Show every line containing "Fluent" by copying it.

— The input —
= = = =

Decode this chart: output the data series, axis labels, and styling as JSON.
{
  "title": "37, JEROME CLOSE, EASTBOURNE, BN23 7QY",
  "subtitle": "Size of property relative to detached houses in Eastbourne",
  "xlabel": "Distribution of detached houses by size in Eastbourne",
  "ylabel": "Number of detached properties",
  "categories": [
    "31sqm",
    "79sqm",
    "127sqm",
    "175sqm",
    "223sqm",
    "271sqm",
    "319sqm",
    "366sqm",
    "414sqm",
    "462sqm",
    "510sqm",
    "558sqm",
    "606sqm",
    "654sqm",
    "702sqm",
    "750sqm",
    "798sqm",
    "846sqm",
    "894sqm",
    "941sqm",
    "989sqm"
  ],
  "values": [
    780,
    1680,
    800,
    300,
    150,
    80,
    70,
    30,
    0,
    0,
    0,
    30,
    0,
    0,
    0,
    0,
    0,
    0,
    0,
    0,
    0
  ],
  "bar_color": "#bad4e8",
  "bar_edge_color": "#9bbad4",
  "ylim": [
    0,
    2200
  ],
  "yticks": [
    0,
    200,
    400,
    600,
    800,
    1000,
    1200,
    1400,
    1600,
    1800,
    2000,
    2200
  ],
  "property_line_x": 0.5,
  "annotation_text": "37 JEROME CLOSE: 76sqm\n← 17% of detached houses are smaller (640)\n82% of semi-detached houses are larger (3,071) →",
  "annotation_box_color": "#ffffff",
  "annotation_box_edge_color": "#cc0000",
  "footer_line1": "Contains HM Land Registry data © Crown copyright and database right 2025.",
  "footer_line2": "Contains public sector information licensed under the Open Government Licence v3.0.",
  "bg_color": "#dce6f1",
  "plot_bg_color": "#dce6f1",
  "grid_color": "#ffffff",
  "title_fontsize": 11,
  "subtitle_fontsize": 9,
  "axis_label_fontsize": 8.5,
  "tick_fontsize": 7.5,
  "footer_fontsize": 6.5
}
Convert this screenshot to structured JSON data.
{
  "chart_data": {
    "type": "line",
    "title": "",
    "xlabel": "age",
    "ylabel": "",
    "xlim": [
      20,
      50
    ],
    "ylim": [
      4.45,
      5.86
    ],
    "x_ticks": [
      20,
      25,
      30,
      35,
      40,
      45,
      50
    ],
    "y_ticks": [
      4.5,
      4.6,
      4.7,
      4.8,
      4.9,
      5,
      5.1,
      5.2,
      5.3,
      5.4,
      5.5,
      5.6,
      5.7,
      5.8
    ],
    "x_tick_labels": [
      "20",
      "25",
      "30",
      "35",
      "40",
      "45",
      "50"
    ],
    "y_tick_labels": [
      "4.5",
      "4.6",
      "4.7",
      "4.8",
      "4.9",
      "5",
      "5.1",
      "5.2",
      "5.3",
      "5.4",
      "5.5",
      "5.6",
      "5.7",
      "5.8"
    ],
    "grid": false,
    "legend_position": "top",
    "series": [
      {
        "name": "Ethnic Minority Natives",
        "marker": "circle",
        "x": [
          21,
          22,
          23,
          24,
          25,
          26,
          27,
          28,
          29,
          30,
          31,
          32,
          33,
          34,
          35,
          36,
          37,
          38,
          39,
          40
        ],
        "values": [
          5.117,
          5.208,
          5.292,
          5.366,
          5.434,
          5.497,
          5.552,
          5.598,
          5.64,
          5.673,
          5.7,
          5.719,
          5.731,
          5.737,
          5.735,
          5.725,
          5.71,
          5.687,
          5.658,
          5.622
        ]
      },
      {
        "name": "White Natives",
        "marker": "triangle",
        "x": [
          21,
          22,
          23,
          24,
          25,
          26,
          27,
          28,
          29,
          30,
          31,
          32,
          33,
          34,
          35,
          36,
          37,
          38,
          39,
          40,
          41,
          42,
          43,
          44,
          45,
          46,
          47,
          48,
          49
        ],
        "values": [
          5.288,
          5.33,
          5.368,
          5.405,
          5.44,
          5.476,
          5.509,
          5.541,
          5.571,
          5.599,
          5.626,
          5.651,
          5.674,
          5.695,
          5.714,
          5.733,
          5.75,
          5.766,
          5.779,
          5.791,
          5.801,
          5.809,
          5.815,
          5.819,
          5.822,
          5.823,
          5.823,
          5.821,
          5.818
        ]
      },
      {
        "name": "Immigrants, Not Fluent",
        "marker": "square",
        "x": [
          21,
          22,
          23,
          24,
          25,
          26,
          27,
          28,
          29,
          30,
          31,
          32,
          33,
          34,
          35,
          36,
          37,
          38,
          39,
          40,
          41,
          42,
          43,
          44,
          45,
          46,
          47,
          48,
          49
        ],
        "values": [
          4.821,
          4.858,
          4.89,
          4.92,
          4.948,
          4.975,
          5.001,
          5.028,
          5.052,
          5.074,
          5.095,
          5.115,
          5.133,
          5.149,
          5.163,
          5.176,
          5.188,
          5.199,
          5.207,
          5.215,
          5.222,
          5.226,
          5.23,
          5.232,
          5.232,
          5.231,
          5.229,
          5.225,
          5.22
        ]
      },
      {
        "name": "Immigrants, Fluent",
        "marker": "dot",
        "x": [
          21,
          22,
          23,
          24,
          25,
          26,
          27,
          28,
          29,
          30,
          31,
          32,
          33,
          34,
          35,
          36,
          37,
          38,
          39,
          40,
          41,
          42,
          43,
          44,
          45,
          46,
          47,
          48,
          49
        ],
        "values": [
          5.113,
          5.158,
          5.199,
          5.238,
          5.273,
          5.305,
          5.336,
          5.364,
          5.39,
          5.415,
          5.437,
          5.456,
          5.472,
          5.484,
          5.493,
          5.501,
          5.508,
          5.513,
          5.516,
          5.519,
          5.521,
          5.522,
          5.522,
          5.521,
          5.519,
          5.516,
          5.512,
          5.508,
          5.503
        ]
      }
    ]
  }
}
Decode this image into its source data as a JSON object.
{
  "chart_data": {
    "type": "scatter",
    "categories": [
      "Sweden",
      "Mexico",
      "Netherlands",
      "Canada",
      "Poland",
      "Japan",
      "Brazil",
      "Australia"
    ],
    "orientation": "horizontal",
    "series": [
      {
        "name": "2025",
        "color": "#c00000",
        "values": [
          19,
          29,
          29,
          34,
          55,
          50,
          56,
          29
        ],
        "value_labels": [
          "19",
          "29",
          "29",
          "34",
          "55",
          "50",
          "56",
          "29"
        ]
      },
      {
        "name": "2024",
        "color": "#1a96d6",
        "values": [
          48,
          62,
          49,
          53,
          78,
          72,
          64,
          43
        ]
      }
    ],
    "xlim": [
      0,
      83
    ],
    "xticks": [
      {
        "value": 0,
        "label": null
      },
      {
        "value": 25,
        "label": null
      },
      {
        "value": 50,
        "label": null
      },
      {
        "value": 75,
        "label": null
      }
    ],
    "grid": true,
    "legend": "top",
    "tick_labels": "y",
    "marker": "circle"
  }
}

= = = =

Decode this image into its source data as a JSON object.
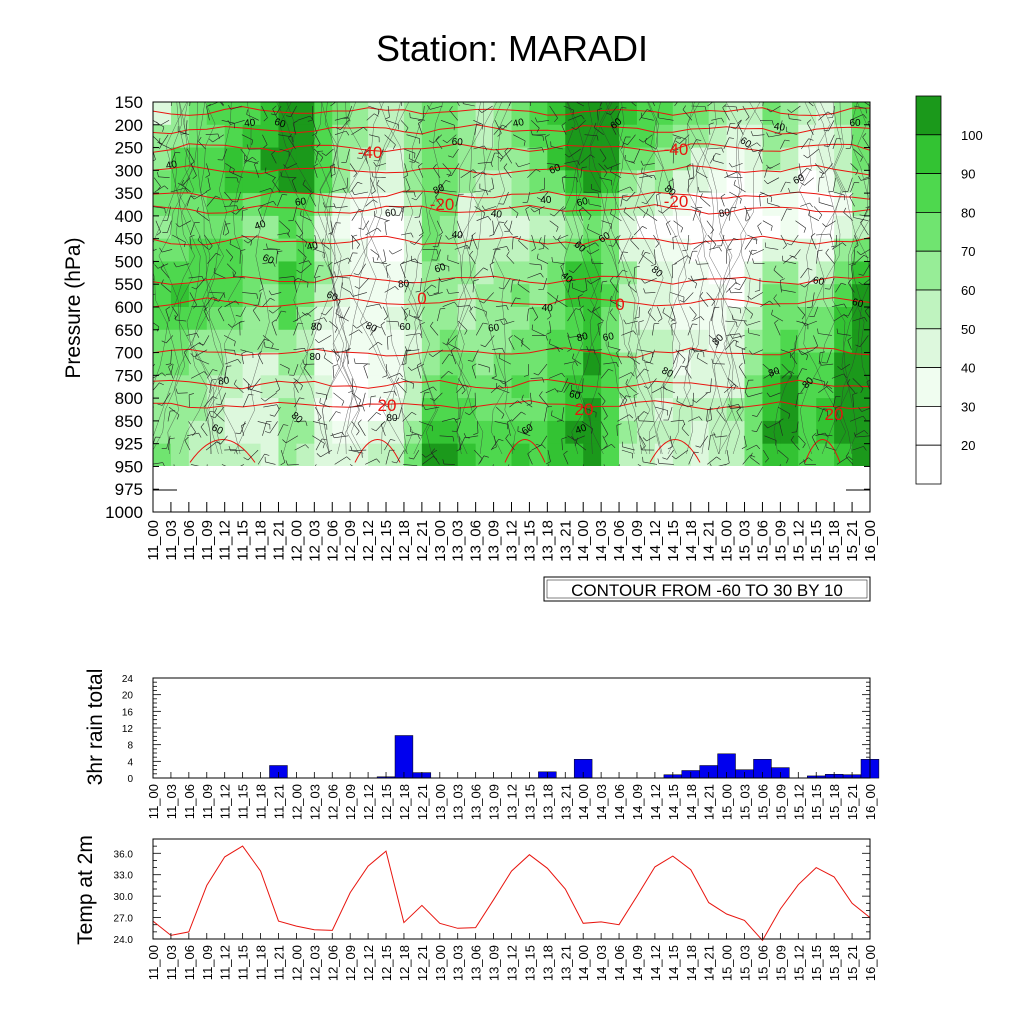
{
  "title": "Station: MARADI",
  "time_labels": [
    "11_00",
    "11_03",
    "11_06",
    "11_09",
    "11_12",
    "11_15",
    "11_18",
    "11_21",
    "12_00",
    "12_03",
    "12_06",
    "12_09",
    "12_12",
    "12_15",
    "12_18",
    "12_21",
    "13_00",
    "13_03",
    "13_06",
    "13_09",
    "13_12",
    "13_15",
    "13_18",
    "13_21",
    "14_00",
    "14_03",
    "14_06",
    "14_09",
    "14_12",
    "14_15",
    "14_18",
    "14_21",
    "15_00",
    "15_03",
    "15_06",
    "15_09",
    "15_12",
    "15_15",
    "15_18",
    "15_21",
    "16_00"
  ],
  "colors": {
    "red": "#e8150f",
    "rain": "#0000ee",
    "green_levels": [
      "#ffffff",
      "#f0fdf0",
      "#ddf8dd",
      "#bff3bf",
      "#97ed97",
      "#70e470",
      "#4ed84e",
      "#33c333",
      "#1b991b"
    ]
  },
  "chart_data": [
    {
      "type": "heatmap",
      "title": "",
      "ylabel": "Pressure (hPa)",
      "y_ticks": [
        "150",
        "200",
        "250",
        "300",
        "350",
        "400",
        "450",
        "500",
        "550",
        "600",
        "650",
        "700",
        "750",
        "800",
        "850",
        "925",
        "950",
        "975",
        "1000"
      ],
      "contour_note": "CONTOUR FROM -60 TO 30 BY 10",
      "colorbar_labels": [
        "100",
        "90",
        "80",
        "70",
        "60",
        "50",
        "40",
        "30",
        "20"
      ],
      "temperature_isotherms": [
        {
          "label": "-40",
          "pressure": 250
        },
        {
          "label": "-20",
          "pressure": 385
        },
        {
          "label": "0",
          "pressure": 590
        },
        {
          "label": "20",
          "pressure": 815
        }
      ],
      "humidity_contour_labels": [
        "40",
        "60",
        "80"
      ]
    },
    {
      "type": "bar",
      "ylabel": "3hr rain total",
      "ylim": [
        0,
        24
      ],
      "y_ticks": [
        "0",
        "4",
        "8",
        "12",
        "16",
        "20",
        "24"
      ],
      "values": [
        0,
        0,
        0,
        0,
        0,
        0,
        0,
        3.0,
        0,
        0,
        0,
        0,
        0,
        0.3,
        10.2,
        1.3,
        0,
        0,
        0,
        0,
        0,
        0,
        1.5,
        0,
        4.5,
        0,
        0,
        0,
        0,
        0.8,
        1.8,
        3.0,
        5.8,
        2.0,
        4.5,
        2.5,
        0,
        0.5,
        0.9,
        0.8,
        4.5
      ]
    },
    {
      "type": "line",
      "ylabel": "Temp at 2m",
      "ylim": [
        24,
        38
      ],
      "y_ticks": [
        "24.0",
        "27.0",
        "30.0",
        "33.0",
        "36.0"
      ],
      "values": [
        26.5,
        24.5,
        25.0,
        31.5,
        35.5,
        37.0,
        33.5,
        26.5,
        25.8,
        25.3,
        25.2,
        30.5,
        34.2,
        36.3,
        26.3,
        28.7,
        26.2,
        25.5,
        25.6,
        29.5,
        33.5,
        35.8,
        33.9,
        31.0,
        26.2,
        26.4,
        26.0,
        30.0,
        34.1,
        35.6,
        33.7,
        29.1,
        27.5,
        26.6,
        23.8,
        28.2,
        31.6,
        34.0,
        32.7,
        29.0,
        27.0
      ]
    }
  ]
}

= = = =

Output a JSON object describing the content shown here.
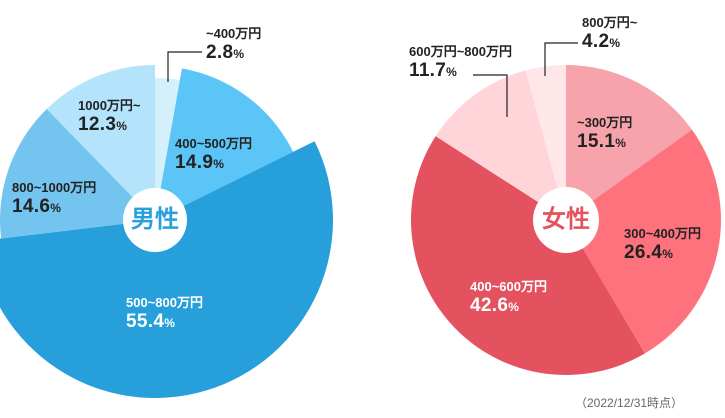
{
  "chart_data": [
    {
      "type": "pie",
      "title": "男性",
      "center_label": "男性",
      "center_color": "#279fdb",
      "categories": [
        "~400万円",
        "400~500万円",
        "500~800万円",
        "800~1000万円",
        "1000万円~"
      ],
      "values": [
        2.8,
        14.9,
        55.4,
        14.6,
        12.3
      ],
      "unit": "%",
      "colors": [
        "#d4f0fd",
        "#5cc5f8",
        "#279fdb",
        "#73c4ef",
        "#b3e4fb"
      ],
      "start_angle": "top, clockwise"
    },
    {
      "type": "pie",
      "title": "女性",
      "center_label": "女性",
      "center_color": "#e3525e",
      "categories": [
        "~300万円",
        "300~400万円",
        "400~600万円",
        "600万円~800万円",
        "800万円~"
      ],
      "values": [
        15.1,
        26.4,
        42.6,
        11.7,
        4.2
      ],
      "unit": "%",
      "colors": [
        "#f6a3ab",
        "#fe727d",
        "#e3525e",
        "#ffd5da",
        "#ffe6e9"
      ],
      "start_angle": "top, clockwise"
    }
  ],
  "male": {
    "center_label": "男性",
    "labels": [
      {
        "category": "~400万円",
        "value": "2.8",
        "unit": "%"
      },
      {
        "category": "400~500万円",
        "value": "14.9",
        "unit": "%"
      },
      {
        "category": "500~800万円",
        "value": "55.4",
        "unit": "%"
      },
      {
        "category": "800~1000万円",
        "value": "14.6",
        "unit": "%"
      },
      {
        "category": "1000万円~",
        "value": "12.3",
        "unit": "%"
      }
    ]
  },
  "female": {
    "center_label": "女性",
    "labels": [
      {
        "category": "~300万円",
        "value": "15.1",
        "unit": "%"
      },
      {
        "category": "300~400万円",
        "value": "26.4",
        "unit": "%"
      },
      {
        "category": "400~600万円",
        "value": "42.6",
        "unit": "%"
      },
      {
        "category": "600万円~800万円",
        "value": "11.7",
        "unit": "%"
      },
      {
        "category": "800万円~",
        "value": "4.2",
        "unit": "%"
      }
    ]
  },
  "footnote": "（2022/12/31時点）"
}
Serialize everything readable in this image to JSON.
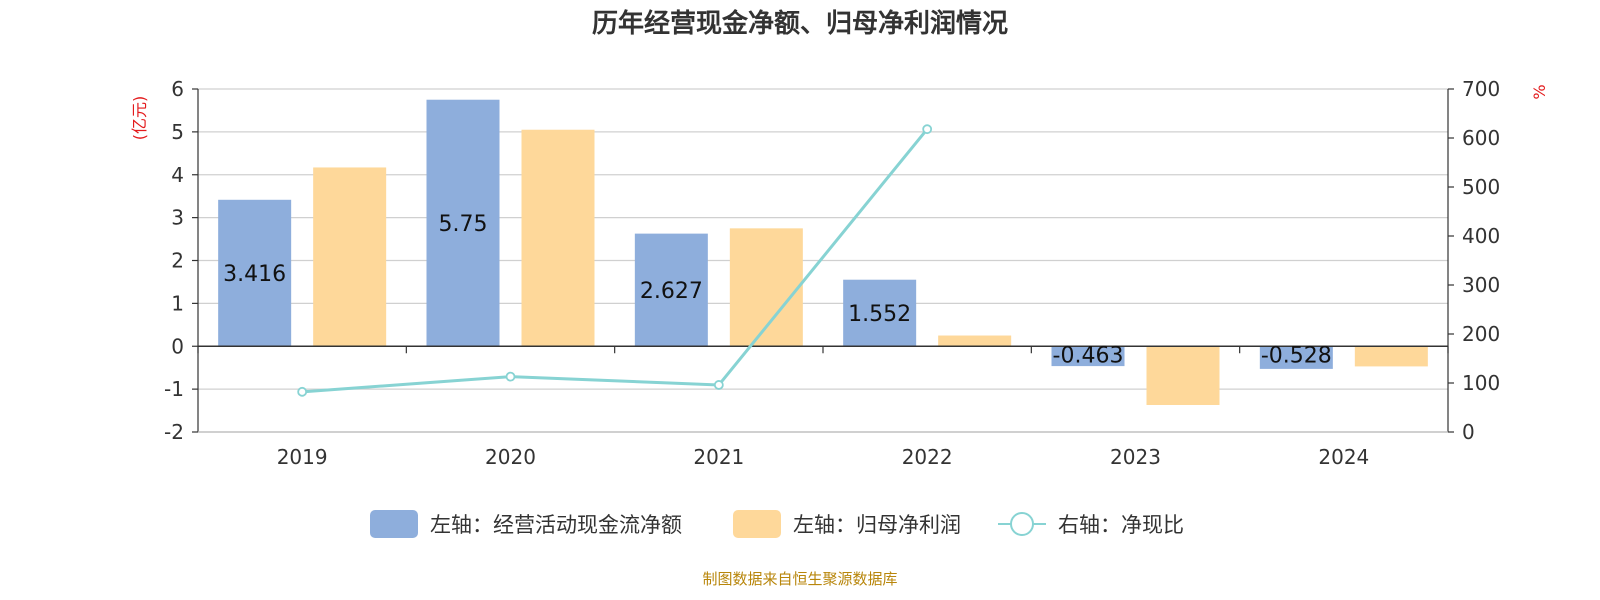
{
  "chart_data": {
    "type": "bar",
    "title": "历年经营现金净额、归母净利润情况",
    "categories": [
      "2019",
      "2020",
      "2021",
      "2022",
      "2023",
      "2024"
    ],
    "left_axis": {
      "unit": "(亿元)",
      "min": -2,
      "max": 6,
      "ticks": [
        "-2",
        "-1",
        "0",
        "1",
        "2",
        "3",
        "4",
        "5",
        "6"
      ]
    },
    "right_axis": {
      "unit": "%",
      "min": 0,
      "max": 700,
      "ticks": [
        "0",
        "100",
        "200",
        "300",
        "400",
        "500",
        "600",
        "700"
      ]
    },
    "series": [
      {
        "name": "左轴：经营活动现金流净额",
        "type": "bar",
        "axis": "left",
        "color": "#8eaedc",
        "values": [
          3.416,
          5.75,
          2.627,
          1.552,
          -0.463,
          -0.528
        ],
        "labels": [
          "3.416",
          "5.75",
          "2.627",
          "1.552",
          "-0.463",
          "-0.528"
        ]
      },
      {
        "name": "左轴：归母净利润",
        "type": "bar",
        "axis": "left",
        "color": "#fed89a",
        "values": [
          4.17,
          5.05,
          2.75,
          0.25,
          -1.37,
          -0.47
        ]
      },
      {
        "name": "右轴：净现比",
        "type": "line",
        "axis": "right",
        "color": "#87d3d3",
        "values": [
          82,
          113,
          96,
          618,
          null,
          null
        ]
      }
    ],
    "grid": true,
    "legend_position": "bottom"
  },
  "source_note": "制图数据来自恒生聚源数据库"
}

= = = =

— Task response —
        "name": "Immigrants, Not Fluent",
        "name": "Immigrants, Fluent",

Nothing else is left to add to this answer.